● **Task instructions**
Select every line containing the word "phase" from the material, and copy those lines.

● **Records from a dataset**
▼▼▼

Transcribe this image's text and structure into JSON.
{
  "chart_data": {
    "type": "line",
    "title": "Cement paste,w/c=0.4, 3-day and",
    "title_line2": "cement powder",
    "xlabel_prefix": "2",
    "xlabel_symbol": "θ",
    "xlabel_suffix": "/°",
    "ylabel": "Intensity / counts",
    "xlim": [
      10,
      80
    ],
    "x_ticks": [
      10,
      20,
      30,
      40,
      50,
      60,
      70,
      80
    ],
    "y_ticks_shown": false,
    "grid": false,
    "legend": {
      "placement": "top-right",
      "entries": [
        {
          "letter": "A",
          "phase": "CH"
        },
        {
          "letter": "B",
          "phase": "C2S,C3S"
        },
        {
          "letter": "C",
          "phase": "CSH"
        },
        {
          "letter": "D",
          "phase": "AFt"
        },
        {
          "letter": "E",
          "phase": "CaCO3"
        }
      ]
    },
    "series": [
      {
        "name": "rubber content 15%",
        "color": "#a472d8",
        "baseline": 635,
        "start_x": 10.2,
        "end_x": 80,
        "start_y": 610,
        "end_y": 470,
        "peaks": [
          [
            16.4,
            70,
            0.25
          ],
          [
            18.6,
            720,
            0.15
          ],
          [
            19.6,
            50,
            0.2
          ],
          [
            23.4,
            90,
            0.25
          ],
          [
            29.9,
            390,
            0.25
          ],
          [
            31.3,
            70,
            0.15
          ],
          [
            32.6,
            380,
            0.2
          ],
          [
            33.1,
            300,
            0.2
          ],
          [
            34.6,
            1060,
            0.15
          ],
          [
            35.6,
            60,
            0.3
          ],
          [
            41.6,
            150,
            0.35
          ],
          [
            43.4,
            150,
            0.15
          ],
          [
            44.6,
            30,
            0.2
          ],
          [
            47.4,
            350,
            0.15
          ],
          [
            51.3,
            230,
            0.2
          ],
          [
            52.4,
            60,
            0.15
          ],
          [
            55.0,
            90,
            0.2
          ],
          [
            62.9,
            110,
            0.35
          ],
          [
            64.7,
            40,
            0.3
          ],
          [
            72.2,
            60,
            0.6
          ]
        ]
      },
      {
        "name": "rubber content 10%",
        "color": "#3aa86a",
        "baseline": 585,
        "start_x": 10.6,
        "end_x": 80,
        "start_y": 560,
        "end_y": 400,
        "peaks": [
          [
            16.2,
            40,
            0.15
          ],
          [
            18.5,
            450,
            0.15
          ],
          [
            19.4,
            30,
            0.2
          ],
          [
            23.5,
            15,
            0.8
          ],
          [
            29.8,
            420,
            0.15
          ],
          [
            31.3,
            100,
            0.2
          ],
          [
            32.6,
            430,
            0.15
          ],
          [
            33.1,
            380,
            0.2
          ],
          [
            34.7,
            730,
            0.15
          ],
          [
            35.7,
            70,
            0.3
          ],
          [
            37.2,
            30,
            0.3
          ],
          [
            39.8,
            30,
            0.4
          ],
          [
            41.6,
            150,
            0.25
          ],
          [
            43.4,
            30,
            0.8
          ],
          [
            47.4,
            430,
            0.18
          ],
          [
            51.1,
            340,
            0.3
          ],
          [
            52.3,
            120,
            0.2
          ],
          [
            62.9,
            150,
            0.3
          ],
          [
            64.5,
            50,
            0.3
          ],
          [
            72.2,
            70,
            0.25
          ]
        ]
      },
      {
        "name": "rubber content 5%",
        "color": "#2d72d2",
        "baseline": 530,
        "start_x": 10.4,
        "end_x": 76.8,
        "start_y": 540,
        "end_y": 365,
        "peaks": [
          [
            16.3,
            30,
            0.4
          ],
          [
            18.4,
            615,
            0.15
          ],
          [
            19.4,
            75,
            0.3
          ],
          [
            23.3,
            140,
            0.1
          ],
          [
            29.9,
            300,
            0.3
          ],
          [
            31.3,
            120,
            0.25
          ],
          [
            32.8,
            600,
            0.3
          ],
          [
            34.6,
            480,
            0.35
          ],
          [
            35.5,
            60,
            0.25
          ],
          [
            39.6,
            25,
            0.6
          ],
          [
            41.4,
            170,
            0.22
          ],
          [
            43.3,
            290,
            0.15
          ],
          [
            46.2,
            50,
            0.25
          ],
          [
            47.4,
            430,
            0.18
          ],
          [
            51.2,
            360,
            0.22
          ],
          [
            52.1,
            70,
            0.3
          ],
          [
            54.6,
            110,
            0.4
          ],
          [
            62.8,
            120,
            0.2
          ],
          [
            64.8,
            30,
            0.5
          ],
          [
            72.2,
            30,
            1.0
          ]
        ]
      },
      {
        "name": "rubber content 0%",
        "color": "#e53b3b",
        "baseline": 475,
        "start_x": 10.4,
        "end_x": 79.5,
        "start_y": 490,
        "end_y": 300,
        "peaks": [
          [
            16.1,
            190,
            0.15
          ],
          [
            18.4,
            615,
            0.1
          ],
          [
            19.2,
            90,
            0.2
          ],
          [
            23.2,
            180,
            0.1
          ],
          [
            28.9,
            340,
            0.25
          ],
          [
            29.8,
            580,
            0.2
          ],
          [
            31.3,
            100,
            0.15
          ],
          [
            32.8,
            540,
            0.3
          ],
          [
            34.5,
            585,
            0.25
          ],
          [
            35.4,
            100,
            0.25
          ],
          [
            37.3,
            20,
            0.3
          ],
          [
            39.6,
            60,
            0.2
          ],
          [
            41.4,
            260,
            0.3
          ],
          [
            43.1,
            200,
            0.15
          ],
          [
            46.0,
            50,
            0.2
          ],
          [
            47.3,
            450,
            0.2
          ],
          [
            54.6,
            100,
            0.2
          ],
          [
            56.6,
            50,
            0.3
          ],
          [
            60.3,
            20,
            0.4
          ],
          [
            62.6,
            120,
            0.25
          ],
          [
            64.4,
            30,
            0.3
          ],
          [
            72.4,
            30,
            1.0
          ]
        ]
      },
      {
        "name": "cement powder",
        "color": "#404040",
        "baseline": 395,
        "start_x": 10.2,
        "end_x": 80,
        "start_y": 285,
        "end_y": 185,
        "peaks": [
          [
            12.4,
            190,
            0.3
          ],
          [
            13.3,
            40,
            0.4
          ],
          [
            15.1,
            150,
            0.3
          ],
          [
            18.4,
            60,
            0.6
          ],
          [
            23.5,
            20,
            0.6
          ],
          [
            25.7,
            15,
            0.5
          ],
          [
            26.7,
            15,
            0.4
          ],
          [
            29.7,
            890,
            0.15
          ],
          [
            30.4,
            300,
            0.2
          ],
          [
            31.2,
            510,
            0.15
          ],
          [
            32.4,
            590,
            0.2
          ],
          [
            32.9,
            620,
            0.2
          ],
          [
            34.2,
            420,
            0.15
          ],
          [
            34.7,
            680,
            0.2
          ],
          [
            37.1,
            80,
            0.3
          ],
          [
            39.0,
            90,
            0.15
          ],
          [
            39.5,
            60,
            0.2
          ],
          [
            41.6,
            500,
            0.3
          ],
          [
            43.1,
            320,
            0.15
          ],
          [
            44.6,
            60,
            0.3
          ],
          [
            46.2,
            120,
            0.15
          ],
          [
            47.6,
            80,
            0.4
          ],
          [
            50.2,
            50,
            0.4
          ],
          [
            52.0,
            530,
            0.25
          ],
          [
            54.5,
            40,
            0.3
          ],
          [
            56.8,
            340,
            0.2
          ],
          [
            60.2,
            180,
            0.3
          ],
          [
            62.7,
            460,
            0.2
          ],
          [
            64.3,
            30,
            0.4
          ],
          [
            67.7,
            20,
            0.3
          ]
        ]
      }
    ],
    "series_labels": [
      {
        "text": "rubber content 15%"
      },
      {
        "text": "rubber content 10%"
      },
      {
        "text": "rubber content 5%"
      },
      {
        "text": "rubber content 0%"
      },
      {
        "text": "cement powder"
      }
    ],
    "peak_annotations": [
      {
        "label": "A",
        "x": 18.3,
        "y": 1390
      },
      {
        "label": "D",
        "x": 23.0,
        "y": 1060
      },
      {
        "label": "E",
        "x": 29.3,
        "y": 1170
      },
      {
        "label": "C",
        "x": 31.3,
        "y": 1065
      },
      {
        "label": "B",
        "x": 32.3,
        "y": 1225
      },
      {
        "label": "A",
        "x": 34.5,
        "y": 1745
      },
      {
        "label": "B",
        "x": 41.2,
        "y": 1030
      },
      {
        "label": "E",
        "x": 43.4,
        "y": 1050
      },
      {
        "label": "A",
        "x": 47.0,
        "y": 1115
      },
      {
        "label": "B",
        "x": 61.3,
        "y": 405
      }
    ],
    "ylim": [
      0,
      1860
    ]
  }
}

▲▲▲

● **Task output**
          "phase": "CH"
          "phase": "C2S,C3S"
          "phase": "CSH"
          "phase": "AFt"
          "phase": "CaCO3"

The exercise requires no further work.